▸ Task to complete:
Every entry needs to be printed exactly, please.

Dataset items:
** start **

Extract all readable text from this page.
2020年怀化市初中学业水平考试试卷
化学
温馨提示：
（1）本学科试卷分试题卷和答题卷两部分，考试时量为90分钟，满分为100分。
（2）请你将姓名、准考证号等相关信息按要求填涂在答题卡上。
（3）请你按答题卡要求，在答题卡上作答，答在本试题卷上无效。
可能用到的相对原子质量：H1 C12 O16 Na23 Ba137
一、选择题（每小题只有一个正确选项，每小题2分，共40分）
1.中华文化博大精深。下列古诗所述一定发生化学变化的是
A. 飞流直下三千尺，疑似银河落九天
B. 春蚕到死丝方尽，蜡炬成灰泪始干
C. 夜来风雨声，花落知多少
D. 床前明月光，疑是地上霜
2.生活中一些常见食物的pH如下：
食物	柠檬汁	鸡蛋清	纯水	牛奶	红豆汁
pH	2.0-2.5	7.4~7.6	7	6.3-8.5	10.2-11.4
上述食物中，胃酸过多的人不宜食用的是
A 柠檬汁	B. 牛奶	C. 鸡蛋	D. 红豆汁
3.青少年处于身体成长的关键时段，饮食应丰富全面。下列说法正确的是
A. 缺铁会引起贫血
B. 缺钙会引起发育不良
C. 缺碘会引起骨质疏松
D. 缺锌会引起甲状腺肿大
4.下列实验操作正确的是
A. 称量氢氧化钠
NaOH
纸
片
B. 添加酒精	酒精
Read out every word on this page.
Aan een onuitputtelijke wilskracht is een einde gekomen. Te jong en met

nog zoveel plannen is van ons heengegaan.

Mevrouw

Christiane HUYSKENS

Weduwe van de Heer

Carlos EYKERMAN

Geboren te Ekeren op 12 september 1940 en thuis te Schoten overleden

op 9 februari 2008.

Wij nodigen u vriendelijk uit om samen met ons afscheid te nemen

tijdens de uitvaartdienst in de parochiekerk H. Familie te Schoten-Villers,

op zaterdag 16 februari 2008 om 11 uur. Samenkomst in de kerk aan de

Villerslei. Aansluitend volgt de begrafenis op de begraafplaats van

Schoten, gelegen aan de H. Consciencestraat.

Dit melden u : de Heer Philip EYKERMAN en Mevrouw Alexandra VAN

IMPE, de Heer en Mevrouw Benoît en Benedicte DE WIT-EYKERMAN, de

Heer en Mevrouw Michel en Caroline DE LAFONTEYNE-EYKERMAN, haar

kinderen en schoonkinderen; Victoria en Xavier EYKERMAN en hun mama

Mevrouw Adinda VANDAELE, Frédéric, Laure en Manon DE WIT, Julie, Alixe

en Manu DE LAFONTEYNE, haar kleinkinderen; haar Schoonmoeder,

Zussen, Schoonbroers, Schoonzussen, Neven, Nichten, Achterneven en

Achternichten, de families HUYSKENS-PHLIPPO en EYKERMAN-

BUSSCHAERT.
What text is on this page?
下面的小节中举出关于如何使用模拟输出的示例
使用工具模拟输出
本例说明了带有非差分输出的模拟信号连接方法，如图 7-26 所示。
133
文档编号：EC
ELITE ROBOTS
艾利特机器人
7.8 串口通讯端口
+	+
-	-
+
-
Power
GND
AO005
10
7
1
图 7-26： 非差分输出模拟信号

** end **

▸ Answer for this exercise:
Extract all readable text from this page.
2020年怀化市初中学业水平考试试卷
化学
温馨提示：
（1）本学科试卷分试题卷和答题卷两部分，考试时量为90分钟，满分为100分。
（2）请你将姓名、准考证号等相关信息按要求填涂在答题卡上。
（3）请你按答题卡要求，在答题卡上作答，答在本试题卷上无效。
可能用到的相对原子质量：H1 C12 O16 Na23 Ba137
一、选择题（每小题只有一个正确选项，每小题2分，共40分）
1.中华文化博大精深。下列古诗所述一定发生化学变化的是
A. 飞流直下三千尺，疑似银河落九天
B. 春蚕到死丝方尽，蜡炬成灰泪始干
C. 夜来风雨声，花落知多少
D. 床前明月光，疑是地上霜
2.生活中一些常见食物的pH如下：
食物	柠檬汁	鸡蛋清	纯水	牛奶	红豆汁
pH	2.0-2.5	7.4~7.6	7	6.3-8.5	10.2-11.4
上述食物中，胃酸过多的人不宜食用的是
A 柠檬汁	B. 牛奶	C. 鸡蛋	D. 红豆汁
3.青少年处于身体成长的关键时段，饮食应丰富全面。下列说法正确的是
A. 缺铁会引起贫血
B. 缺钙会引起发育不良
C. 缺碘会引起骨质疏松
D. 缺锌会引起甲状腺肿大
4.下列实验操作正确的是
A. 称量氢氧化钠
NaOH
纸
片
B. 添加酒精	酒精
Read out every word on this page.
Aan een onuitputtelijke wilskracht is een einde gekomen. Te jong en met

nog zoveel plannen is van ons heengegaan.

Mevrouw

Christiane HUYSKENS

Weduwe van de Heer

Carlos EYKERMAN

Geboren te Ekeren op 12 september 1940 en thuis te Schoten overleden

op 9 februari 2008.

Wij nodigen u vriendelijk uit om samen met ons afscheid te nemen

tijdens de uitvaartdienst in de parochiekerk H. Familie te Schoten-Villers,

op zaterdag 16 februari 2008 om 11 uur. Samenkomst in de kerk aan de

Villerslei. Aansluitend volgt de begrafenis op de begraafplaats van

Schoten, gelegen aan de H. Consciencestraat.

Dit melden u : de Heer Philip EYKERMAN en Mevrouw Alexandra VAN

IMPE, de Heer en Mevrouw Benoît en Benedicte DE WIT-EYKERMAN, de

Heer en Mevrouw Michel en Caroline DE LAFONTEYNE-EYKERMAN, haar

kinderen en schoonkinderen; Victoria en Xavier EYKERMAN en hun mama

Mevrouw Adinda VANDAELE, Frédéric, Laure en Manon DE WIT, Julie, Alixe

en Manu DE LAFONTEYNE, haar kleinkinderen; haar Schoonmoeder,

Zussen, Schoonbroers, Schoonzussen, Neven, Nichten, Achterneven en

Achternichten, de families HUYSKENS-PHLIPPO en EYKERMAN-

BUSSCHAERT.
What text is on this page?
下面的小节中举出关于如何使用模拟输出的示例
使用工具模拟输出
本例说明了带有非差分输出的模拟信号连接方法，如图 7-26 所示。
133
文档编号：EC
ELITE ROBOTS
艾利特机器人
7.8 串口通讯端口
+	+
-	-
+
-
Power
GND
AO005
10
7
1
图 7-26： 非差分输出模拟信号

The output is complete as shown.